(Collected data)
- - - - -

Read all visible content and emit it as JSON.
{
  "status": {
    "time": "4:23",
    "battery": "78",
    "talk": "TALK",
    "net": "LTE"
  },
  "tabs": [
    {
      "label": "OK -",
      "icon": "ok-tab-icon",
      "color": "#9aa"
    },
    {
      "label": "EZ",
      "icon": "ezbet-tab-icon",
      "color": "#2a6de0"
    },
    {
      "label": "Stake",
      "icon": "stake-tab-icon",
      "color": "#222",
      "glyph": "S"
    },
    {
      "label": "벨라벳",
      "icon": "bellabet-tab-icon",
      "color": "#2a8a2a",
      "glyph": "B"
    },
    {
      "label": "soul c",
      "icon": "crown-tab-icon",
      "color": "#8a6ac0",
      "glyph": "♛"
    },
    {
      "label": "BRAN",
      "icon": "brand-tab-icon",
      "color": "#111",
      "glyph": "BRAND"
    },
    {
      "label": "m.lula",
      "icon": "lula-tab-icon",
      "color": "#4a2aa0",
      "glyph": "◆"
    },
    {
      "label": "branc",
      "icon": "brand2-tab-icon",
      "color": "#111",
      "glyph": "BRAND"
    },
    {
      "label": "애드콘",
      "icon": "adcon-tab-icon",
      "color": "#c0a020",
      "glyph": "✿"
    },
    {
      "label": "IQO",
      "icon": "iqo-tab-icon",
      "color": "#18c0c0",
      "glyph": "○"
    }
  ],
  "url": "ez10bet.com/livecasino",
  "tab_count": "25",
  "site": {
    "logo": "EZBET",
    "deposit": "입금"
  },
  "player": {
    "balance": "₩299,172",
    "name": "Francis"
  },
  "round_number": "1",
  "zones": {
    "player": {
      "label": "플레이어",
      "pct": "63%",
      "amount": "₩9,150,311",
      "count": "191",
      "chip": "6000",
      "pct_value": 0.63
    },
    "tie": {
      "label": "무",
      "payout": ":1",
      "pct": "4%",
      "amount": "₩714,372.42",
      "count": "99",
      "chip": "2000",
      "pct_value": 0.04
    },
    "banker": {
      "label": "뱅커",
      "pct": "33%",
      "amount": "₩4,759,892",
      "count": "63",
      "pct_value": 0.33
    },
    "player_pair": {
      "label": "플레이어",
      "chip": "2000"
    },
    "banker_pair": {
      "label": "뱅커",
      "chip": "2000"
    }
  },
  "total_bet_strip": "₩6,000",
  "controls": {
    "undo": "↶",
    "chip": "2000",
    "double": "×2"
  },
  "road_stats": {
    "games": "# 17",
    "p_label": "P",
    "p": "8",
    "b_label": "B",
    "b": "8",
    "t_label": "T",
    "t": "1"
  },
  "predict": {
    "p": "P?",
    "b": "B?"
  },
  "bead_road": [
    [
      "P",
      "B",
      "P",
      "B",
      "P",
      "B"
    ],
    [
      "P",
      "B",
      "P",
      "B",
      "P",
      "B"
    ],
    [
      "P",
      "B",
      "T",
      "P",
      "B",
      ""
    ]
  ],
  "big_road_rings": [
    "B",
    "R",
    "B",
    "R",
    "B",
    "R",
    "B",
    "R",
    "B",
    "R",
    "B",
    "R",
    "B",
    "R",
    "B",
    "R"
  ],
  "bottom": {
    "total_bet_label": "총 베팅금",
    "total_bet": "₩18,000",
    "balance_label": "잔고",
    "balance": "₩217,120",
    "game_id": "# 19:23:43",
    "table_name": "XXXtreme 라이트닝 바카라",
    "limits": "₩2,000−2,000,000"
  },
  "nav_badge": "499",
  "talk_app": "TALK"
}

- - - - -

## [Task description]
Set every line of the listing down word for word.

## [The answer]
Read all visible content and emit it as JSON.
{
  "status": {
    "time": "4:23",
    "battery": "78",
    "talk": "TALK",
    "net": "LTE"
  },
  "tabs": [
    {
      "label": "OK -",
      "icon": "ok-tab-icon",
      "color": "#9aa"
    },
    {
      "label": "EZ",
      "icon": "ezbet-tab-icon",
      "color": "#2a6de0"
    },
    {
      "label": "Stake",
      "icon": "stake-tab-icon",
      "color": "#222",
      "glyph": "S"
    },
    {
      "label": "벨라벳",
      "icon": "bellabet-tab-icon",
      "color": "#2a8a2a",
      "glyph": "B"
    },
    {
      "label": "soul c",
      "icon": "crown-tab-icon",
      "color": "#8a6ac0",
      "glyph": "♛"
    },
    {
      "label": "BRAN",
      "icon": "brand-tab-icon",
      "color": "#111",
      "glyph": "BRAND"
    },
    {
      "label": "m.lula",
      "icon": "lula-tab-icon",
      "color": "#4a2aa0",
      "glyph": "◆"
    },
    {
      "label": "branc",
      "icon": "brand2-tab-icon",
      "color": "#111",
      "glyph": "BRAND"
    },
    {
      "label": "애드콘",
      "icon": "adcon-tab-icon",
      "color": "#c0a020",
      "glyph": "✿"
    },
    {
      "label": "IQO",
      "icon": "iqo-tab-icon",
      "color": "#18c0c0",
      "glyph": "○"
    }
  ],
  "url": "ez10bet.com/livecasino",
  "tab_count": "25",
  "site": {
    "logo": "EZBET",
    "deposit": "입금"
  },
  "player": {
    "balance": "₩299,172",
    "name": "Francis"
  },
  "round_number": "1",
  "zones": {
    "player": {
      "label": "플레이어",
      "pct": "63%",
      "amount": "₩9,150,311",
      "count": "191",
      "chip": "6000",
      "pct_value": 0.63
    },
    "tie": {
      "label": "무",
      "payout": ":1",
      "pct": "4%",
      "amount": "₩714,372.42",
      "count": "99",
      "chip": "2000",
      "pct_value": 0.04
    },
    "banker": {
      "label": "뱅커",
      "pct": "33%",
      "amount": "₩4,759,892",
      "count": "63",
      "pct_value": 0.33
    },
    "player_pair": {
      "label": "플레이어",
      "chip": "2000"
    },
    "banker_pair": {
      "label": "뱅커",
      "chip": "2000"
    }
  },
  "total_bet_strip": "₩6,000",
  "controls": {
    "undo": "↶",
    "chip": "2000",
    "double": "×2"
  },
  "road_stats": {
    "games": "# 17",
    "p_label": "P",
    "p": "8",
    "b_label": "B",
    "b": "8",
    "t_label": "T",
    "t": "1"
  },
  "predict": {
    "p": "P?",
    "b": "B?"
  },
  "bead_road": [
    [
      "P",
      "B",
      "P",
      "B",
      "P",
      "B"
    ],
    [
      "P",
      "B",
      "P",
      "B",
      "P",
      "B"
    ],
    [
      "P",
      "B",
      "T",
      "P",
      "B",
      ""
    ]
  ],
  "big_road_rings": [
    "B",
    "R",
    "B",
    "R",
    "B",
    "R",
    "B",
    "R",
    "B",
    "R",
    "B",
    "R",
    "B",
    "R",
    "B",
    "R"
  ],
  "bottom": {
    "total_bet_label": "총 베팅금",
    "total_bet": "₩18,000",
    "balance_label": "잔고",
    "balance": "₩217,120",
    "game_id": "# 19:23:43",
    "table_name": "XXXtreme 라이트닝 바카라",
    "limits": "₩2,000−2,000,000"
  },
  "nav_badge": "499",
  "talk_app": "TALK"
}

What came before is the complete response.